Excerpt from a dataset:
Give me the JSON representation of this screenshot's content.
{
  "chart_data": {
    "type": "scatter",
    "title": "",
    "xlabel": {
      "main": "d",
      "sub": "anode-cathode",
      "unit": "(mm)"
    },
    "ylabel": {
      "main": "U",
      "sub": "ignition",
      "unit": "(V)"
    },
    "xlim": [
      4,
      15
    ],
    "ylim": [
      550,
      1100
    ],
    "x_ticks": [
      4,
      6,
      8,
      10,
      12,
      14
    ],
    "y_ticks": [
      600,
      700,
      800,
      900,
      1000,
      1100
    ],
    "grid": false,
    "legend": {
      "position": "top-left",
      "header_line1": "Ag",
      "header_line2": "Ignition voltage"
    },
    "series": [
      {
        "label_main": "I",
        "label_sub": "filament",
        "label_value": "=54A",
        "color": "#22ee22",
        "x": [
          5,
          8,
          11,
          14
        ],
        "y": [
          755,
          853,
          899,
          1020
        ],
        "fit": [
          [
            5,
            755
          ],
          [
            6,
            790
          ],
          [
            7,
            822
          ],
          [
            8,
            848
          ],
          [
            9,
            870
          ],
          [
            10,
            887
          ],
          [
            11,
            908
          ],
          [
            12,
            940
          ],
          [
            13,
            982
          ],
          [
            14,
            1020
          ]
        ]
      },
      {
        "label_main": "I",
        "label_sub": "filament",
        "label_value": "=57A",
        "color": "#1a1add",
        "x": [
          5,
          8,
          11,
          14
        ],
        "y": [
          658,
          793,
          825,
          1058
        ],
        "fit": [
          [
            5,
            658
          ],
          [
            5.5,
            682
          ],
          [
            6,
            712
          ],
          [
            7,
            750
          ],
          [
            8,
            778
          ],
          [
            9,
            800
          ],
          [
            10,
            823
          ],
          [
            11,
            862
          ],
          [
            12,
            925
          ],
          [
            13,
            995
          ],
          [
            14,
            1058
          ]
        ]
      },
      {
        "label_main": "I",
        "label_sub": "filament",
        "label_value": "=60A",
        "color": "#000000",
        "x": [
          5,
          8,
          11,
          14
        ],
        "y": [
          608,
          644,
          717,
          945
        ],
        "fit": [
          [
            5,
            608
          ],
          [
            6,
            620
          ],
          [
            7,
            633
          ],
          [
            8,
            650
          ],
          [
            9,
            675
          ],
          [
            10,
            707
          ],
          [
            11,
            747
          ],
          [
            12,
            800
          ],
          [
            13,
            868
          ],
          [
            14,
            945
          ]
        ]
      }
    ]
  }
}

■ **OBJECTIVE**: Give back the whole listing, word for word.

■ **RIGHT ANSWER**:
Give me the JSON representation of this screenshot's content.
{
  "chart_data": {
    "type": "scatter",
    "title": "",
    "xlabel": {
      "main": "d",
      "sub": "anode-cathode",
      "unit": "(mm)"
    },
    "ylabel": {
      "main": "U",
      "sub": "ignition",
      "unit": "(V)"
    },
    "xlim": [
      4,
      15
    ],
    "ylim": [
      550,
      1100
    ],
    "x_ticks": [
      4,
      6,
      8,
      10,
      12,
      14
    ],
    "y_ticks": [
      600,
      700,
      800,
      900,
      1000,
      1100
    ],
    "grid": false,
    "legend": {
      "position": "top-left",
      "header_line1": "Ag",
      "header_line2": "Ignition voltage"
    },
    "series": [
      {
        "label_main": "I",
        "label_sub": "filament",
        "label_value": "=54A",
        "color": "#22ee22",
        "x": [
          5,
          8,
          11,
          14
        ],
        "y": [
          755,
          853,
          899,
          1020
        ],
        "fit": [
          [
            5,
            755
          ],
          [
            6,
            790
          ],
          [
            7,
            822
          ],
          [
            8,
            848
          ],
          [
            9,
            870
          ],
          [
            10,
            887
          ],
          [
            11,
            908
          ],
          [
            12,
            940
          ],
          [
            13,
            982
          ],
          [
            14,
            1020
          ]
        ]
      },
      {
        "label_main": "I",
        "label_sub": "filament",
        "label_value": "=57A",
        "color": "#1a1add",
        "x": [
          5,
          8,
          11,
          14
        ],
        "y": [
          658,
          793,
          825,
          1058
        ],
        "fit": [
          [
            5,
            658
          ],
          [
            5.5,
            682
          ],
          [
            6,
            712
          ],
          [
            7,
            750
          ],
          [
            8,
            778
          ],
          [
            9,
            800
          ],
          [
            10,
            823
          ],
          [
            11,
            862
          ],
          [
            12,
            925
          ],
          [
            13,
            995
          ],
          [
            14,
            1058
          ]
        ]
      },
      {
        "label_main": "I",
        "label_sub": "filament",
        "label_value": "=60A",
        "color": "#000000",
        "x": [
          5,
          8,
          11,
          14
        ],
        "y": [
          608,
          644,
          717,
          945
        ],
        "fit": [
          [
            5,
            608
          ],
          [
            6,
            620
          ],
          [
            7,
            633
          ],
          [
            8,
            650
          ],
          [
            9,
            675
          ],
          [
            10,
            707
          ],
          [
            11,
            747
          ],
          [
            12,
            800
          ],
          [
            13,
            868
          ],
          [
            14,
            945
          ]
        ]
      }
    ]
  }
}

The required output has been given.